## [Exercise tasks]
**1)** Answer these questions about the forum thread on half angle formulas:
(a) What result did Keith report getting for Sin(-7pi/12)?
(b) According to the reply, in which quadrant is -7π/12, and what is the sign of sine there?
(c) In which quadrant does the reply place 7π/12?
**2)** Resume the forum thread on half angle formulas, starting right after its last line.

# START OF Extract provided

1. ## half angle trouble

I am trying to use the half angle formula to solve these problems:
Sin(-7pi/12)
Sin(7pi/12)
cos(13pi/12)
cos(3pi/8)
here is what I did cos(3pi/8) = 1/2(1+cis13pi/4)= sqrt (2)+sqrt(3)/2 but the book shows a different answer.
for Sin(-7pi/12) I got sqrt(2)-sqrt(3)/2 I must be doing something wrong and I must have not understood what I read in the text. This area of the text seems more difficult than the rest of the material we have covered. Please explain the half angle formula so even I can understand it.
Keith Stevens

2. Heloo, Keith!

The formulas are:

. . $\sin^2\!\theta \:=\:\frac{1 - \cos2\theta}{2}\quad\Rightarrow\quad \sin\theta \:=\:\pm\sqrt{\frac{1-\cos2\theta}{2}}$

. . $\cos^2\!\theta \:=\:\frac{1 + \cos2\theta}{2}\quad\Rightarrow\quad\cos\theta \:=\:\pm\sqrt{\frac{1+\cos2\theta}{2}}$

and we must choose the sign carefully.

Use the half angle formulas:

$(1)\;\;\sin\left(\text{-}\frac{7\pi}{12}\right)\quad(2)\;\sin\!\left(\frac {7\pi}{12}\right)\quad(3)\;\cos\!\left(\frac{13\pi }{12}\right)\quad(4)\;\cos\!\left(\frac{3\pi}{8}\r ight)$

$(1)\;\text{-}\frac{7\pi}{12}$ is in Quadrant 3, where sine is negative.
$\sin\left(\text{-}\frac{7\pi}{12}\right)\:=\:-\sqrt{\frac{1 - \cos\left(\text{-}\frac{7\pi}{6}\right)}{2}} \:=\:$ $-\sqrt{\frac{1 - \left(\text{-}\frac{\sqrt{3}}{2}\right)}{2}} \:=\:-\sqrt{\frac{2 + \sqrt{3}}{4}}\:=\:-\frac{\sqrt{2 + \sqrt{3}}}{2}$

$(2)\;\;\frac{7\pi}{12}$ is in Quadrant 2, where sine is positive.

# END OF Extract provided
# START OF Given information

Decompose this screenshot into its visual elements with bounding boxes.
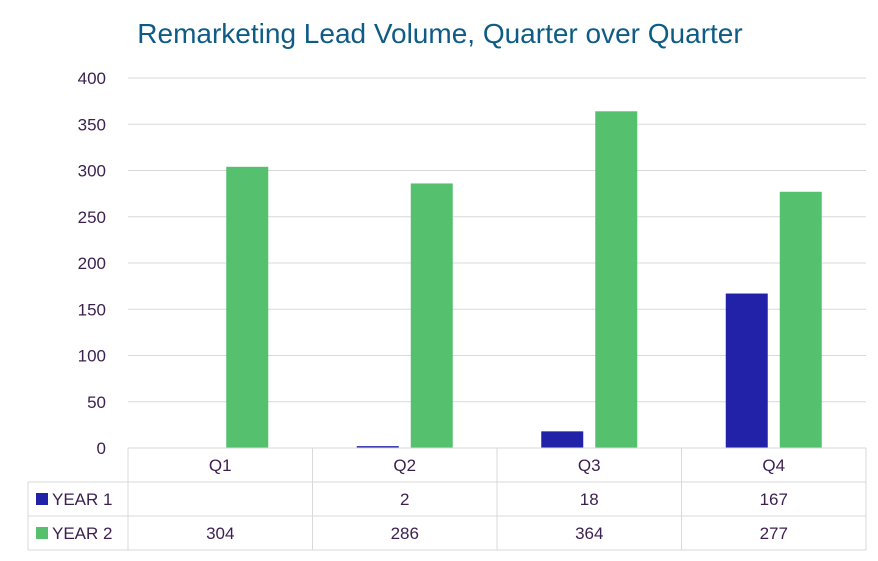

# END OF Given information

## [The answers]
**1)**
(a) sqrt(2)-sqrt(3)/2
(b) It is in Quadrant 3, where sine is negative.
(c) Quadrant 2

**2)**
$\sin\left(\frac{7\pi}{12}\right)\:=\:\sqrt{\frac{1 - \cos\left(\frac{7\pi}{6}\right)}{2}} \:=\:$ $\sqrt{\frac{1 - \left(\text{-}\frac{\sqrt{3}}{2}\right)}{2}} \:=\:\sqrt{\frac{2 + \sqrt{3}}{4}}\:=\:\frac{\sqrt{2 + \sqrt{3}}}{2}$

$(3)\;\;\frac{13\pi}{12}$ is in Quadrant 3, where cosine is negative.
$\cos\left(\frac{13\pi}{12}\right)\:=\:-\sqrt{\frac{1 + \cos\left(\frac{13\pi}{6}\right)}{2}} \:=\:$ $-\sqrt{\frac{1 + \left(\frac{\sqrt{3}}{2}\right)}{2}} \:=\:-\sqrt{\frac{2 + \sqrt{3}}{4}}\:=\:-\frac{\sqrt{2 + \sqrt{3}}}{2}$

$(4)\;\;\frac{3\pi}{8}$ is in Quadrant 1, where cosine is positive.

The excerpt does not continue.